• _Collected data_:

⟨

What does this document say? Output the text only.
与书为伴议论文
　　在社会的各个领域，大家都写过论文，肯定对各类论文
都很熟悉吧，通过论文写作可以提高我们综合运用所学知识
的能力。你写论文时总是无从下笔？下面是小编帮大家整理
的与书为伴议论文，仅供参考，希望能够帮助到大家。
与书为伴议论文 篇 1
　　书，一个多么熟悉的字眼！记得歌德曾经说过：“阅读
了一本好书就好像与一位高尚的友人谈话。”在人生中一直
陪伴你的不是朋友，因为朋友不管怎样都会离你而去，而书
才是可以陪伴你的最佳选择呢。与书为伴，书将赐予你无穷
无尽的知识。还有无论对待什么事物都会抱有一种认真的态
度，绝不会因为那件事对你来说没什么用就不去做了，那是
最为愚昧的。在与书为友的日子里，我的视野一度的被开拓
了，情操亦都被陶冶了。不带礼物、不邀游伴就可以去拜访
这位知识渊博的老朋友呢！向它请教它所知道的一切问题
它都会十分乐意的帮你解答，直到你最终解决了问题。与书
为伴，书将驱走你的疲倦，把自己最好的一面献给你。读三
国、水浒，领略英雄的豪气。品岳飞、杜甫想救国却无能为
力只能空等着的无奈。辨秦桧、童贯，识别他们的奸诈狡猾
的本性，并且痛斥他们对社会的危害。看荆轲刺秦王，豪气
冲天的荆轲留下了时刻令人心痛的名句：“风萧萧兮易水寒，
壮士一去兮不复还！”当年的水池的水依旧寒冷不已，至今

⟩

Retype the listing above in full, with no alterations.

What does this document say? Output the text only.
与书为伴议论文
　　在社会的各个领域，大家都写过论文，肯定对各类论文
都很熟悉吧，通过论文写作可以提高我们综合运用所学知识
的能力。你写论文时总是无从下笔？下面是小编帮大家整理
的与书为伴议论文，仅供参考，希望能够帮助到大家。
与书为伴议论文 篇 1
　　书，一个多么熟悉的字眼！记得歌德曾经说过：“阅读
了一本好书就好像与一位高尚的友人谈话。”在人生中一直
陪伴你的不是朋友，因为朋友不管怎样都会离你而去，而书
才是可以陪伴你的最佳选择呢。与书为伴，书将赐予你无穷
无尽的知识。还有无论对待什么事物都会抱有一种认真的态
度，绝不会因为那件事对你来说没什么用就不去做了，那是
最为愚昧的。在与书为友的日子里，我的视野一度的被开拓
了，情操亦都被陶冶了。不带礼物、不邀游伴就可以去拜访
这位知识渊博的老朋友呢！向它请教它所知道的一切问题
它都会十分乐意的帮你解答，直到你最终解决了问题。与书
为伴，书将驱走你的疲倦，把自己最好的一面献给你。读三
国、水浒，领略英雄的豪气。品岳飞、杜甫想救国却无能为
力只能空等着的无奈。辨秦桧、童贯，识别他们的奸诈狡猾
的本性，并且痛斥他们对社会的危害。看荆轲刺秦王，豪气
冲天的荆轲留下了时刻令人心痛的名句：“风萧萧兮易水寒，
壮士一去兮不复还！”当年的水池的水依旧寒冷不已，至今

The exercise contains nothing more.